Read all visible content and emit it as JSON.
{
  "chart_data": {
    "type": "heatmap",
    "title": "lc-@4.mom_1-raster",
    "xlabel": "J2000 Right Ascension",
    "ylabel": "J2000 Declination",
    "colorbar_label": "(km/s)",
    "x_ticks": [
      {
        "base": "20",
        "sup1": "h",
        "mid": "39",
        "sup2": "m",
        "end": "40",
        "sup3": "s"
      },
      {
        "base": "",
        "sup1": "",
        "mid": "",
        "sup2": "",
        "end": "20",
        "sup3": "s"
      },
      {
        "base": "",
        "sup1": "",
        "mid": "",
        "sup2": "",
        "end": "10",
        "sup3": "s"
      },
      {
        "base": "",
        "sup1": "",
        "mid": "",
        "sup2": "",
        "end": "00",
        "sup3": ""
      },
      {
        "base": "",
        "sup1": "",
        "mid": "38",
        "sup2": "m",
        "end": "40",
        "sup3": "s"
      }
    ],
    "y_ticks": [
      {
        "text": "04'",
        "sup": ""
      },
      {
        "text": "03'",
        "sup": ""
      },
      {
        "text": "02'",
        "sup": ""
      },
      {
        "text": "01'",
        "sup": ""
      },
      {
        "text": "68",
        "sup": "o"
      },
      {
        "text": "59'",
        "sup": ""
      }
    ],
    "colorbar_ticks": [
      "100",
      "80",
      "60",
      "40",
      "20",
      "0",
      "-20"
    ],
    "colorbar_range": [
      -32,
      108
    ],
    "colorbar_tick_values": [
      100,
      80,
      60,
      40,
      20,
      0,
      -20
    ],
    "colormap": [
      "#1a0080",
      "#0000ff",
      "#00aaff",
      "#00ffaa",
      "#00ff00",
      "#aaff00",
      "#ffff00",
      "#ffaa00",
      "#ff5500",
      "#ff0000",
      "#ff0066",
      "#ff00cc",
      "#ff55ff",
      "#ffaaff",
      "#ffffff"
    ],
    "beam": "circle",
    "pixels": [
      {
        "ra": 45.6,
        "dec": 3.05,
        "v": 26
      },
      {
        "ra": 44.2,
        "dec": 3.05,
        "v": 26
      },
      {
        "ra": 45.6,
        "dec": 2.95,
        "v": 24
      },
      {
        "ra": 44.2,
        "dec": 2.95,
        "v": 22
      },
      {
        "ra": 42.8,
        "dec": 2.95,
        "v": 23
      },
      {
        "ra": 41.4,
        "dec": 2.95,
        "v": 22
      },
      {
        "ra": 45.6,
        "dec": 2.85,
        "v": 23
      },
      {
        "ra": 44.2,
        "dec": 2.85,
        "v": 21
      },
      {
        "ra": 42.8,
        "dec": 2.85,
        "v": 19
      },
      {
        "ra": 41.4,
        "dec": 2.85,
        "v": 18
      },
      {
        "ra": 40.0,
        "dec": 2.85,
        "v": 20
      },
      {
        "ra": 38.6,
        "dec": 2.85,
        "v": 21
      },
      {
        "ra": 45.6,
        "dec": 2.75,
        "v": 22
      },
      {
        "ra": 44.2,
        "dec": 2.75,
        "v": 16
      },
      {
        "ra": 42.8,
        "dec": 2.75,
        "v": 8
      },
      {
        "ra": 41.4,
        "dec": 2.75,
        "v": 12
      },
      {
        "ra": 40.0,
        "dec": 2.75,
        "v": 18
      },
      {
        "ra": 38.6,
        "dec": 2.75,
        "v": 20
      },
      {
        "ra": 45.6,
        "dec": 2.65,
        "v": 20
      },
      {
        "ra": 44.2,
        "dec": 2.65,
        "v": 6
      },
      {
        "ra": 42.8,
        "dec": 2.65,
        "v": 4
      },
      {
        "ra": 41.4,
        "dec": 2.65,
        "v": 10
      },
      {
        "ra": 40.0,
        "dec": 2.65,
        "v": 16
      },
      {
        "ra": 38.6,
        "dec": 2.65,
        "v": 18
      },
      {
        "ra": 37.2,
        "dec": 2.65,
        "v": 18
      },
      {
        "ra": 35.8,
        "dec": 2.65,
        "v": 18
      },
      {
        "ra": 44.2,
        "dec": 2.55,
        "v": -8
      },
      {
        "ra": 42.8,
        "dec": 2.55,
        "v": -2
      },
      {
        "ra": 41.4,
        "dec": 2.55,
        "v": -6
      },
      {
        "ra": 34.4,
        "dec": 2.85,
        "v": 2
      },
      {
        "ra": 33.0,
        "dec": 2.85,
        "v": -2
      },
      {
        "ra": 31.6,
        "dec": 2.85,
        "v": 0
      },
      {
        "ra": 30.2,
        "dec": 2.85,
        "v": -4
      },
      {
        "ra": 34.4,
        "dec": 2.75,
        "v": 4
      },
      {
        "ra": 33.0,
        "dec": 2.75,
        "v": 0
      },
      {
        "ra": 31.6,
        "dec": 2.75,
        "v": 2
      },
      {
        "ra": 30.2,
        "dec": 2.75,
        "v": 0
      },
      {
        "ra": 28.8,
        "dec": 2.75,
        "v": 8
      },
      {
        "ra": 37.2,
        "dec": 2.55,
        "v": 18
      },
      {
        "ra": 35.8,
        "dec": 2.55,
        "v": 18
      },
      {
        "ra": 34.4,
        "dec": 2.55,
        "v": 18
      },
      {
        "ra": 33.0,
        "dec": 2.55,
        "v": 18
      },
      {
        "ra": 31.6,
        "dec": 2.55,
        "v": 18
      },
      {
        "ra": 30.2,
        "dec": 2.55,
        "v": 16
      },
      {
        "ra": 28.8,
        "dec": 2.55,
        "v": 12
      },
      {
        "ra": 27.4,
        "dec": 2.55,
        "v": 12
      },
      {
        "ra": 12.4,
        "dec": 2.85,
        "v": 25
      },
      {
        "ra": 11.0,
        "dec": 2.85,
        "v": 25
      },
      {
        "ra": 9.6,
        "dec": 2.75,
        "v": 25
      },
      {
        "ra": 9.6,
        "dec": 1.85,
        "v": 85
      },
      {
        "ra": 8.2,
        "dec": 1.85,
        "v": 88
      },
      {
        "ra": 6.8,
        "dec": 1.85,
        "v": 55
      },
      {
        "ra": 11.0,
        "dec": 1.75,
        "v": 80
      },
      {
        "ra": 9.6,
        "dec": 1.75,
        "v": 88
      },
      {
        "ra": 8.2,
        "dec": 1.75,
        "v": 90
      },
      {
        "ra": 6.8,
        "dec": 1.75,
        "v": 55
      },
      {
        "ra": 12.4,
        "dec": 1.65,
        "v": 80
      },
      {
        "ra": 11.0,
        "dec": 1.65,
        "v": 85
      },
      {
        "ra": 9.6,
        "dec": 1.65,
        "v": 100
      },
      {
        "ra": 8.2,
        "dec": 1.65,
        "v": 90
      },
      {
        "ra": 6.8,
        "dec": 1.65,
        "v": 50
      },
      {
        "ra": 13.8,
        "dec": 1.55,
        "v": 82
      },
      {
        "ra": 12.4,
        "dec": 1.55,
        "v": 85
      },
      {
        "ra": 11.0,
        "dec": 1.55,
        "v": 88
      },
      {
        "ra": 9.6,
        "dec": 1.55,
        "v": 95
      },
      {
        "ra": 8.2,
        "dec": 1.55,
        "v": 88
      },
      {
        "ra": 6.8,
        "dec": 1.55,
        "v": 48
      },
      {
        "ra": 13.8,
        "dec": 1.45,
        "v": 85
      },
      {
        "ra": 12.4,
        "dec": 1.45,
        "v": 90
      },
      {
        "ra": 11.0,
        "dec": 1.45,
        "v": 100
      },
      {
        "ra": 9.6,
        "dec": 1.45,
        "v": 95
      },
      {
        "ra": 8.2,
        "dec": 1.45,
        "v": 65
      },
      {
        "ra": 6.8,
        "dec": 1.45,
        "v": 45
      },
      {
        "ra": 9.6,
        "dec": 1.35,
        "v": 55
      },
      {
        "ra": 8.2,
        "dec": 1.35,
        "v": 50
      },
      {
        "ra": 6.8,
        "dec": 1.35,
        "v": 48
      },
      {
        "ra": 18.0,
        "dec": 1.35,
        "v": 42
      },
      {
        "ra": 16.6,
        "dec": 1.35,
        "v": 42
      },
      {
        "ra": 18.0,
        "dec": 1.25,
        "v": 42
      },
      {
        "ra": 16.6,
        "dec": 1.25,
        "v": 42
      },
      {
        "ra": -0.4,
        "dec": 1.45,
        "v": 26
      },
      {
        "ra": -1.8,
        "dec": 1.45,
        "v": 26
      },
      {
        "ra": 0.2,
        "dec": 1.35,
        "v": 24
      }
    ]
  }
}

════════════════

▸ **WORK INSTRUCTIONS**: Check each line above for the string "text", then copy the ones that have it.

▸ **OUTPUT BELOW**:
        "text": "04'",
        "text": "03'",
        "text": "02'",
        "text": "01'",
        "text": "68",
        "text": "59'",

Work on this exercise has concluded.